**Given problem**
Output the data that follows exactly, line for line.

[Saved entries]
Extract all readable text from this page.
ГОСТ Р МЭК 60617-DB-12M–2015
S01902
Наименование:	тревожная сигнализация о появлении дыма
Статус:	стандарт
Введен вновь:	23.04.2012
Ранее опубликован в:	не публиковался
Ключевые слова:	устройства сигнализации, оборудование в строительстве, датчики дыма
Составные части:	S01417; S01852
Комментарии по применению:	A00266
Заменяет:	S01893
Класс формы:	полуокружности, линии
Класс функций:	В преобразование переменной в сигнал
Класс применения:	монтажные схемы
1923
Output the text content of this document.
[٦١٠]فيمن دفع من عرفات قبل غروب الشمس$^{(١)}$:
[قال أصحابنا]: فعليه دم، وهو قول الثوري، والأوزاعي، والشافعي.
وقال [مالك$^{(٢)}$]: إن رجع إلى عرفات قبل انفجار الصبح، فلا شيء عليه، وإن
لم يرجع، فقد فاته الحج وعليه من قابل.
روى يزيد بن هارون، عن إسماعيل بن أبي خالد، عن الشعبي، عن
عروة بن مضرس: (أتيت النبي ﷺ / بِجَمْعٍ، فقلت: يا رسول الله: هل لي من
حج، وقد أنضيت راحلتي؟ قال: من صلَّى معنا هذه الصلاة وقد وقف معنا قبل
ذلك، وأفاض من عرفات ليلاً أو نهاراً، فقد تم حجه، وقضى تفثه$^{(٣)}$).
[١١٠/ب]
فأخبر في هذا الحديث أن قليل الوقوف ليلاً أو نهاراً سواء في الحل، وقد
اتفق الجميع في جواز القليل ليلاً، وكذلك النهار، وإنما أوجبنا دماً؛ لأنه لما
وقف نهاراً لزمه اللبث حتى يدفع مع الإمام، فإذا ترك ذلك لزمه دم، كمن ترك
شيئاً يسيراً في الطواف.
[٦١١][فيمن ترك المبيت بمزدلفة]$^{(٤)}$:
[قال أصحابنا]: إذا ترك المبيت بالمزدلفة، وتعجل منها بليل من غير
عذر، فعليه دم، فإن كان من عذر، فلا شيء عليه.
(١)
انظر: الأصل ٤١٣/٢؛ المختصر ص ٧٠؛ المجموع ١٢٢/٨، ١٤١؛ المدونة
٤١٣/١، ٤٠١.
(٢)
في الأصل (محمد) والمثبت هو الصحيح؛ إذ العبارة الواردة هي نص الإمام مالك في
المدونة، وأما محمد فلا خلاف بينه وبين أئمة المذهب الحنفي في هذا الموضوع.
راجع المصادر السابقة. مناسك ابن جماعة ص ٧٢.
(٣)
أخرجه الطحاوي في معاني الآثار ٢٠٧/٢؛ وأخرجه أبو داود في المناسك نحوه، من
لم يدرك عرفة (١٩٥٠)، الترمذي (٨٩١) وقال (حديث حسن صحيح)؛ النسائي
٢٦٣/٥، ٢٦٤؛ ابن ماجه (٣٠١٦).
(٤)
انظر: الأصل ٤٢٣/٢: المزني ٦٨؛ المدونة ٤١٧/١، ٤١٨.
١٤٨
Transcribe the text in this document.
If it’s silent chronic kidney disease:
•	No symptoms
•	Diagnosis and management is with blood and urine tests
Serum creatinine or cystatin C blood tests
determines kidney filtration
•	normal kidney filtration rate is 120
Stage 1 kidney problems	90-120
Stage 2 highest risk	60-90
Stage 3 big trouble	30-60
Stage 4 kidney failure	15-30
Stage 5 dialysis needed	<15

**Exercise answer**
Extract all readable text from this page.
ГОСТ Р МЭК 60617-DB-12M–2015
S01902
Наименование:	тревожная сигнализация о появлении дыма
Статус:	стандарт
Введен вновь:	23.04.2012
Ранее опубликован в:	не публиковался
Ключевые слова:	устройства сигнализации, оборудование в строительстве, датчики дыма
Составные части:	S01417; S01852
Комментарии по применению:	A00266
Заменяет:	S01893
Класс формы:	полуокружности, линии
Класс функций:	В преобразование переменной в сигнал
Класс применения:	монтажные схемы
1923
Output the text content of this document.
[٦١٠]فيمن دفع من عرفات قبل غروب الشمس$^{(١)}$:
[قال أصحابنا]: فعليه دم، وهو قول الثوري، والأوزاعي، والشافعي.
وقال [مالك$^{(٢)}$]: إن رجع إلى عرفات قبل انفجار الصبح، فلا شيء عليه، وإن
لم يرجع، فقد فاته الحج وعليه من قابل.
روى يزيد بن هارون، عن إسماعيل بن أبي خالد، عن الشعبي، عن
عروة بن مضرس: (أتيت النبي ﷺ / بِجَمْعٍ، فقلت: يا رسول الله: هل لي من
حج، وقد أنضيت راحلتي؟ قال: من صلَّى معنا هذه الصلاة وقد وقف معنا قبل
ذلك، وأفاض من عرفات ليلاً أو نهاراً، فقد تم حجه، وقضى تفثه$^{(٣)}$).
[١١٠/ب]
فأخبر في هذا الحديث أن قليل الوقوف ليلاً أو نهاراً سواء في الحل، وقد
اتفق الجميع في جواز القليل ليلاً، وكذلك النهار، وإنما أوجبنا دماً؛ لأنه لما
وقف نهاراً لزمه اللبث حتى يدفع مع الإمام، فإذا ترك ذلك لزمه دم، كمن ترك
شيئاً يسيراً في الطواف.
[٦١١][فيمن ترك المبيت بمزدلفة]$^{(٤)}$:
[قال أصحابنا]: إذا ترك المبيت بالمزدلفة، وتعجل منها بليل من غير
عذر، فعليه دم، فإن كان من عذر، فلا شيء عليه.
(١)
انظر: الأصل ٤١٣/٢؛ المختصر ص ٧٠؛ المجموع ١٢٢/٨، ١٤١؛ المدونة
٤١٣/١، ٤٠١.
(٢)
في الأصل (محمد) والمثبت هو الصحيح؛ إذ العبارة الواردة هي نص الإمام مالك في
المدونة، وأما محمد فلا خلاف بينه وبين أئمة المذهب الحنفي في هذا الموضوع.
راجع المصادر السابقة. مناسك ابن جماعة ص ٧٢.
(٣)
أخرجه الطحاوي في معاني الآثار ٢٠٧/٢؛ وأخرجه أبو داود في المناسك نحوه، من
لم يدرك عرفة (١٩٥٠)، الترمذي (٨٩١) وقال (حديث حسن صحيح)؛ النسائي
٢٦٣/٥، ٢٦٤؛ ابن ماجه (٣٠١٦).
(٤)
انظر: الأصل ٤٢٣/٢: المزني ٦٨؛ المدونة ٤١٧/١، ٤١٨.
١٤٨
Transcribe the text in this document.
If it’s silent chronic kidney disease:
•	No symptoms
•	Diagnosis and management is with blood and urine tests
Serum creatinine or cystatin C blood tests
determines kidney filtration
•	normal kidney filtration rate is 120
Stage 1 kidney problems	90-120
Stage 2 highest risk	60-90
Stage 3 big trouble	30-60
Stage 4 kidney failure	15-30
Stage 5 dialysis needed	<15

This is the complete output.